Retype every entry word for word.

> Data rows:
════════════════

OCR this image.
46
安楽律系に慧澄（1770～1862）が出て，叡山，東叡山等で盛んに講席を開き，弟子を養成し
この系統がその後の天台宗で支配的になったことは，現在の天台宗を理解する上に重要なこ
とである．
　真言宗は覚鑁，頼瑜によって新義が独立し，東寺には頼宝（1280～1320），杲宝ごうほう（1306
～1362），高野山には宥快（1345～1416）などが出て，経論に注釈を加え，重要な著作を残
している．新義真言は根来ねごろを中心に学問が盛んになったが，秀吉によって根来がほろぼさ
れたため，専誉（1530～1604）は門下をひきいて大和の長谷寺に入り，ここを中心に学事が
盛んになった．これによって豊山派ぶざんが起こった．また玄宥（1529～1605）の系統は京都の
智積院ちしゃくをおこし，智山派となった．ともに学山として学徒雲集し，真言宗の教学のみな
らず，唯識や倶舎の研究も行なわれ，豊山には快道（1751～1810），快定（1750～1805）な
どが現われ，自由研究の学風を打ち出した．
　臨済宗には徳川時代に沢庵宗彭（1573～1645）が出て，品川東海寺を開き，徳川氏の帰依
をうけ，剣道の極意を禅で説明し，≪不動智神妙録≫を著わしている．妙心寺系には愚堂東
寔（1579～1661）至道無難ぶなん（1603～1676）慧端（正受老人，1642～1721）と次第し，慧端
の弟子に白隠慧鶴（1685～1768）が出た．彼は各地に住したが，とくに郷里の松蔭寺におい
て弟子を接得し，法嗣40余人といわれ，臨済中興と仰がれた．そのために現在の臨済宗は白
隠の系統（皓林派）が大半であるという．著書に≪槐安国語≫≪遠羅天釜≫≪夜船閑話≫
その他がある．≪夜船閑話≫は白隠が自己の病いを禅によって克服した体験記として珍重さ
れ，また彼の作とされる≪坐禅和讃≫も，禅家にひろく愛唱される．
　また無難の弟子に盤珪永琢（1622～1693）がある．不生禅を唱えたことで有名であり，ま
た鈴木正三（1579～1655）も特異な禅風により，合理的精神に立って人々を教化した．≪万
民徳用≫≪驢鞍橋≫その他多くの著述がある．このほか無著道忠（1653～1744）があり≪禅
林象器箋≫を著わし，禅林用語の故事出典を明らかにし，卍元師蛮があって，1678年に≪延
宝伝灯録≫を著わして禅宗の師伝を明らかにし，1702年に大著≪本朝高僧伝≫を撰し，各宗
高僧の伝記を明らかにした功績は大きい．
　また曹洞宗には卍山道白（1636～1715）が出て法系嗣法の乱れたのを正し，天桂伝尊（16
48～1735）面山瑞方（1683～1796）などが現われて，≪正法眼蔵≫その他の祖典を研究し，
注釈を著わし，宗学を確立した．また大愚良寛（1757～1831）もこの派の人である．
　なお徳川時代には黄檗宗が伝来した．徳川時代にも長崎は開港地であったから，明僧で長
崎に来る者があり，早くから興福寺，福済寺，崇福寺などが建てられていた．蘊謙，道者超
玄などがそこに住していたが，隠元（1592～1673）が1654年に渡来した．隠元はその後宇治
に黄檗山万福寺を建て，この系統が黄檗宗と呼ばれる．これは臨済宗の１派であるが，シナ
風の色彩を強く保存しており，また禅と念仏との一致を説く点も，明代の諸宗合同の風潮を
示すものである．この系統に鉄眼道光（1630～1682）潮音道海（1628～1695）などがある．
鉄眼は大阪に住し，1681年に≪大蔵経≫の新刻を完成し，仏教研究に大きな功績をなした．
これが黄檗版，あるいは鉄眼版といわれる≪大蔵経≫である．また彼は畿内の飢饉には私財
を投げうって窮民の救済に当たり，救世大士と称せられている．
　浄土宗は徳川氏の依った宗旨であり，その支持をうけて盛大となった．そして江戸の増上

════════════════

> Result for this exercise:
OCR this image.
46
安楽律系に慧澄（1770～1862）が出て，叡山，東叡山等で盛んに講席を開き，弟子を養成し
この系統がその後の天台宗で支配的になったことは，現在の天台宗を理解する上に重要なこ
とである．
　真言宗は覚鑁，頼瑜によって新義が独立し，東寺には頼宝（1280～1320），杲宝ごうほう（1306
～1362），高野山には宥快（1345～1416）などが出て，経論に注釈を加え，重要な著作を残
している．新義真言は根来ねごろを中心に学問が盛んになったが，秀吉によって根来がほろぼさ
れたため，専誉（1530～1604）は門下をひきいて大和の長谷寺に入り，ここを中心に学事が
盛んになった．これによって豊山派ぶざんが起こった．また玄宥（1529～1605）の系統は京都の
智積院ちしゃくをおこし，智山派となった．ともに学山として学徒雲集し，真言宗の教学のみな
らず，唯識や倶舎の研究も行なわれ，豊山には快道（1751～1810），快定（1750～1805）な
どが現われ，自由研究の学風を打ち出した．
　臨済宗には徳川時代に沢庵宗彭（1573～1645）が出て，品川東海寺を開き，徳川氏の帰依
をうけ，剣道の極意を禅で説明し，≪不動智神妙録≫を著わしている．妙心寺系には愚堂東
寔（1579～1661）至道無難ぶなん（1603～1676）慧端（正受老人，1642～1721）と次第し，慧端
の弟子に白隠慧鶴（1685～1768）が出た．彼は各地に住したが，とくに郷里の松蔭寺におい
て弟子を接得し，法嗣40余人といわれ，臨済中興と仰がれた．そのために現在の臨済宗は白
隠の系統（皓林派）が大半であるという．著書に≪槐安国語≫≪遠羅天釜≫≪夜船閑話≫
その他がある．≪夜船閑話≫は白隠が自己の病いを禅によって克服した体験記として珍重さ
れ，また彼の作とされる≪坐禅和讃≫も，禅家にひろく愛唱される．
　また無難の弟子に盤珪永琢（1622～1693）がある．不生禅を唱えたことで有名であり，ま
た鈴木正三（1579～1655）も特異な禅風により，合理的精神に立って人々を教化した．≪万
民徳用≫≪驢鞍橋≫その他多くの著述がある．このほか無著道忠（1653～1744）があり≪禅
林象器箋≫を著わし，禅林用語の故事出典を明らかにし，卍元師蛮があって，1678年に≪延
宝伝灯録≫を著わして禅宗の師伝を明らかにし，1702年に大著≪本朝高僧伝≫を撰し，各宗
高僧の伝記を明らかにした功績は大きい．
　また曹洞宗には卍山道白（1636～1715）が出て法系嗣法の乱れたのを正し，天桂伝尊（16
48～1735）面山瑞方（1683～1796）などが現われて，≪正法眼蔵≫その他の祖典を研究し，
注釈を著わし，宗学を確立した．また大愚良寛（1757～1831）もこの派の人である．
　なお徳川時代には黄檗宗が伝来した．徳川時代にも長崎は開港地であったから，明僧で長
崎に来る者があり，早くから興福寺，福済寺，崇福寺などが建てられていた．蘊謙，道者超
玄などがそこに住していたが，隠元（1592～1673）が1654年に渡来した．隠元はその後宇治
に黄檗山万福寺を建て，この系統が黄檗宗と呼ばれる．これは臨済宗の１派であるが，シナ
風の色彩を強く保存しており，また禅と念仏との一致を説く点も，明代の諸宗合同の風潮を
示すものである．この系統に鉄眼道光（1630～1682）潮音道海（1628～1695）などがある．
鉄眼は大阪に住し，1681年に≪大蔵経≫の新刻を完成し，仏教研究に大きな功績をなした．
これが黄檗版，あるいは鉄眼版といわれる≪大蔵経≫である．また彼は畿内の飢饉には私財
を投げうって窮民の救済に当たり，救世大士と称せられている．
　浄土宗は徳川氏の依った宗旨であり，その支持をうけて盛大となった．そして江戸の増上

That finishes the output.